* [Exercise objective]
Your task is to copy the material exactly.
__________
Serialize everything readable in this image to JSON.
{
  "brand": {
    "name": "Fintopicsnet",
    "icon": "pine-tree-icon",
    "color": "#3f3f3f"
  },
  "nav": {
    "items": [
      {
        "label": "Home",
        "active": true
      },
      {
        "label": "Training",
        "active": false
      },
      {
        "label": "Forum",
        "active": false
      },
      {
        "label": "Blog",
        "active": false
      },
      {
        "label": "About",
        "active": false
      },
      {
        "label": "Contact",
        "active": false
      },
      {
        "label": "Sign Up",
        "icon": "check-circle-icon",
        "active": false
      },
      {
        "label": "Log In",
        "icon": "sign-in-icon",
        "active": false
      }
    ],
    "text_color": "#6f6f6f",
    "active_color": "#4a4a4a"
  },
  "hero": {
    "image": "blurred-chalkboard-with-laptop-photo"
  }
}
__________
* [Result for this exercise]
Serialize everything readable in this image to JSON.
{
  "brand": {
    "name": "Fintopicsnet",
    "icon": "pine-tree-icon",
    "color": "#3f3f3f"
  },
  "nav": {
    "items": [
      {
        "label": "Home",
        "active": true
      },
      {
        "label": "Training",
        "active": false
      },
      {
        "label": "Forum",
        "active": false
      },
      {
        "label": "Blog",
        "active": false
      },
      {
        "label": "About",
        "active": false
      },
      {
        "label": "Contact",
        "active": false
      },
      {
        "label": "Sign Up",
        "icon": "check-circle-icon",
        "active": false
      },
      {
        "label": "Log In",
        "icon": "sign-in-icon",
        "active": false
      }
    ],
    "text_color": "#6f6f6f",
    "active_color": "#4a4a4a"
  },
  "hero": {
    "image": "blurred-chalkboard-with-laptop-photo"
  }
}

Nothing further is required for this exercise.